Without the pictures, copy the entries below word for word.

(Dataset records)
= = = = = = =

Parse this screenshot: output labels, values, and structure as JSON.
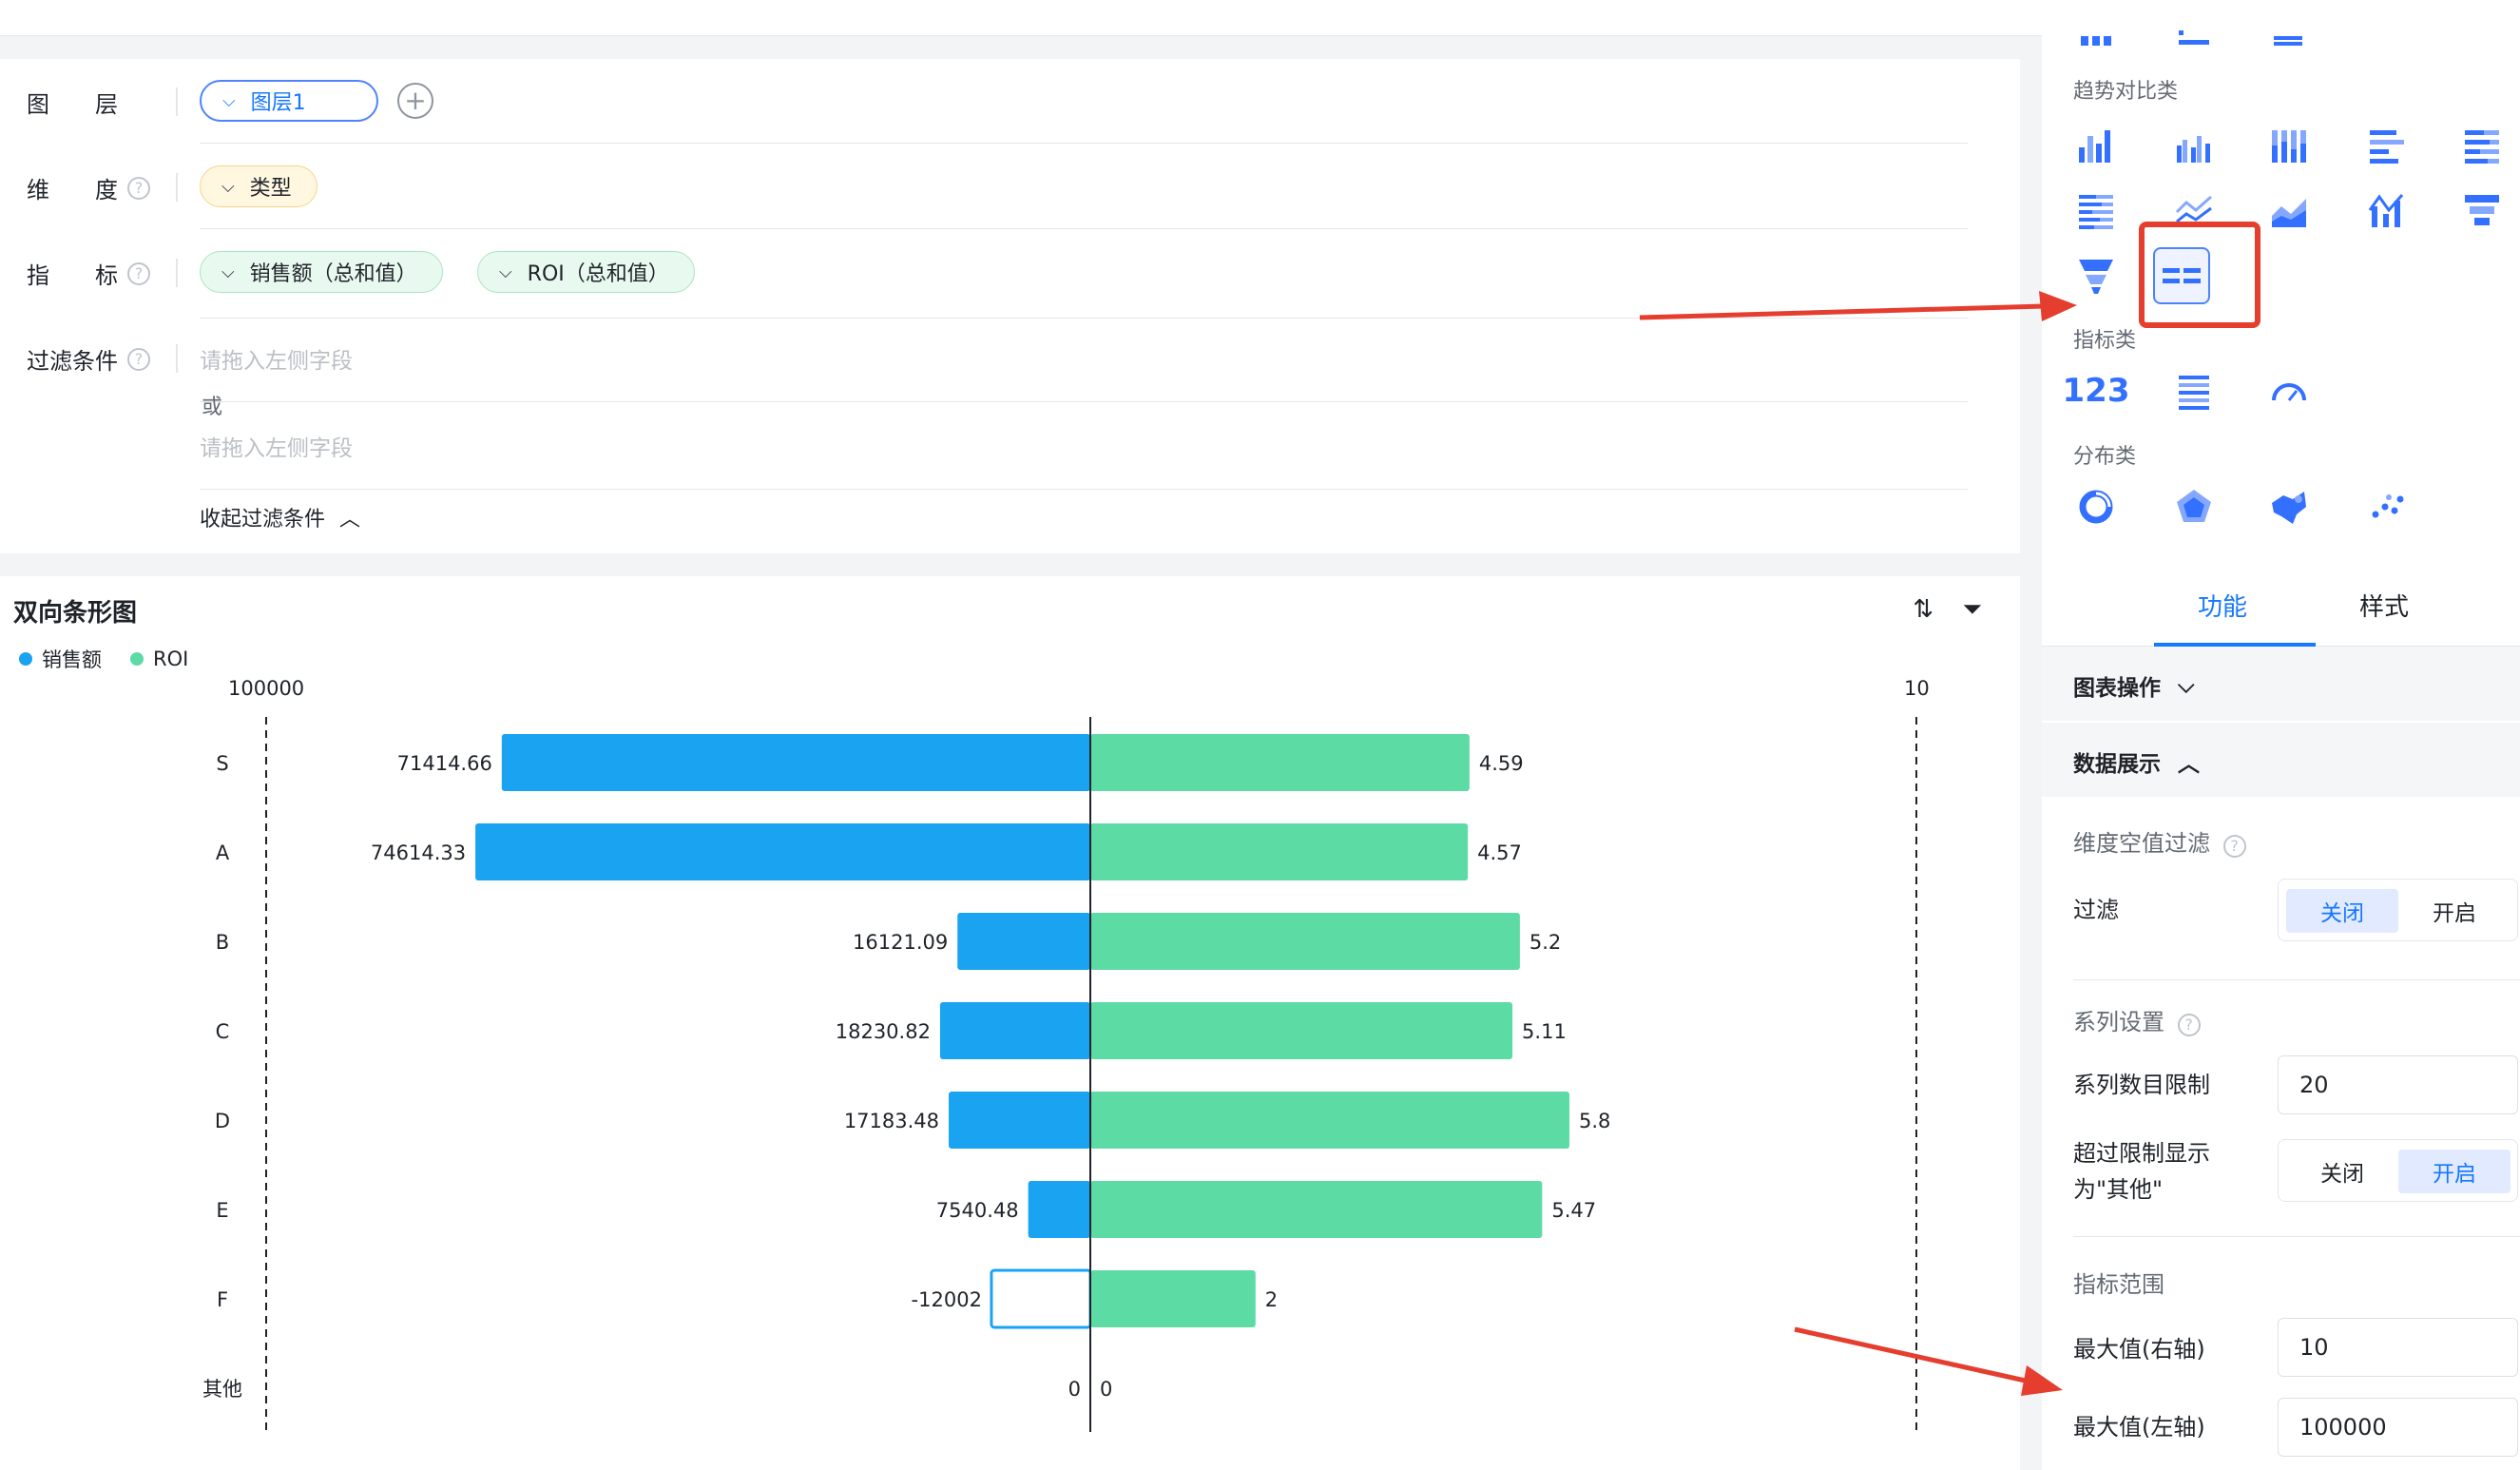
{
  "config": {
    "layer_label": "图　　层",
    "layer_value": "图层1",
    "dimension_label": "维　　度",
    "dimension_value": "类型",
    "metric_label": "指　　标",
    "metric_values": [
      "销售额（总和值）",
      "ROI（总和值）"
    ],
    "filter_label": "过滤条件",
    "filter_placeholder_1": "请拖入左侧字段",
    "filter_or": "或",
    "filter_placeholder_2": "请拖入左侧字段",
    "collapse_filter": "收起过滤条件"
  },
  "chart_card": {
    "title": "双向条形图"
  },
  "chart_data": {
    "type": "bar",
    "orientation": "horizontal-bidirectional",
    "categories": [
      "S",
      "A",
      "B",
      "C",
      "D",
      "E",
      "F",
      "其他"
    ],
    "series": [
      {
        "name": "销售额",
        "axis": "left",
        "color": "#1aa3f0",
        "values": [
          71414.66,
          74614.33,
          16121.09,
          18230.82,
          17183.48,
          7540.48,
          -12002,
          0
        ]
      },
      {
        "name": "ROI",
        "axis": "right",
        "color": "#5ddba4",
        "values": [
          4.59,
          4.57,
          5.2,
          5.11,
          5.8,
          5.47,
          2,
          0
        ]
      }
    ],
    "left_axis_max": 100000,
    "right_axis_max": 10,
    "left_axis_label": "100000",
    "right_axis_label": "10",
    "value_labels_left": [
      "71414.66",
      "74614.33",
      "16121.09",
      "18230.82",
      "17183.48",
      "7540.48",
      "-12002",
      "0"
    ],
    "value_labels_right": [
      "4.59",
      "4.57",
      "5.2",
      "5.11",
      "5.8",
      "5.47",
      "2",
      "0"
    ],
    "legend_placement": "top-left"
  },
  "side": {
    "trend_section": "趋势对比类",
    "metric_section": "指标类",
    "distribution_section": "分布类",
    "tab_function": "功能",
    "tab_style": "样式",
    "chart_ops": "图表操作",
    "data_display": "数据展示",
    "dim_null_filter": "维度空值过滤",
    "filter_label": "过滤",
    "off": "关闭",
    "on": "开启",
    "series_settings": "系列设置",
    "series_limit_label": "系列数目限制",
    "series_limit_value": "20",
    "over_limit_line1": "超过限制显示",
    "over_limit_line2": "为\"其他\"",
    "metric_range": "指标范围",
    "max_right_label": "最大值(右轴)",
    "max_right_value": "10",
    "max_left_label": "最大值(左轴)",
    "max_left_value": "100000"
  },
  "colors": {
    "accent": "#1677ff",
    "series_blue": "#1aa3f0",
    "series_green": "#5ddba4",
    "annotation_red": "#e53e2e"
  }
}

= = = = = = =

• **Task result**:
Parse this screenshot: output labels, values, and structure as JSON.
{
  "config": {
    "layer_label": "图　　层",
    "layer_value": "图层1",
    "dimension_label": "维　　度",
    "dimension_value": "类型",
    "metric_label": "指　　标",
    "metric_values": [
      "销售额（总和值）",
      "ROI（总和值）"
    ],
    "filter_label": "过滤条件",
    "filter_placeholder_1": "请拖入左侧字段",
    "filter_or": "或",
    "filter_placeholder_2": "请拖入左侧字段",
    "collapse_filter": "收起过滤条件"
  },
  "chart_card": {
    "title": "双向条形图"
  },
  "chart_data": {
    "type": "bar",
    "orientation": "horizontal-bidirectional",
    "categories": [
      "S",
      "A",
      "B",
      "C",
      "D",
      "E",
      "F",
      "其他"
    ],
    "series": [
      {
        "name": "销售额",
        "axis": "left",
        "color": "#1aa3f0",
        "values": [
          71414.66,
          74614.33,
          16121.09,
          18230.82,
          17183.48,
          7540.48,
          -12002,
          0
        ]
      },
      {
        "name": "ROI",
        "axis": "right",
        "color": "#5ddba4",
        "values": [
          4.59,
          4.57,
          5.2,
          5.11,
          5.8,
          5.47,
          2,
          0
        ]
      }
    ],
    "left_axis_max": 100000,
    "right_axis_max": 10,
    "left_axis_label": "100000",
    "right_axis_label": "10",
    "value_labels_left": [
      "71414.66",
      "74614.33",
      "16121.09",
      "18230.82",
      "17183.48",
      "7540.48",
      "-12002",
      "0"
    ],
    "value_labels_right": [
      "4.59",
      "4.57",
      "5.2",
      "5.11",
      "5.8",
      "5.47",
      "2",
      "0"
    ],
    "legend_placement": "top-left"
  },
  "side": {
    "trend_section": "趋势对比类",
    "metric_section": "指标类",
    "distribution_section": "分布类",
    "tab_function": "功能",
    "tab_style": "样式",
    "chart_ops": "图表操作",
    "data_display": "数据展示",
    "dim_null_filter": "维度空值过滤",
    "filter_label": "过滤",
    "off": "关闭",
    "on": "开启",
    "series_settings": "系列设置",
    "series_limit_label": "系列数目限制",
    "series_limit_value": "20",
    "over_limit_line1": "超过限制显示",
    "over_limit_line2": "为\"其他\"",
    "metric_range": "指标范围",
    "max_right_label": "最大值(右轴)",
    "max_right_value": "10",
    "max_left_label": "最大值(左轴)",
    "max_left_value": "100000"
  },
  "colors": {
    "accent": "#1677ff",
    "series_blue": "#1aa3f0",
    "series_green": "#5ddba4",
    "annotation_red": "#e53e2e"
  }
}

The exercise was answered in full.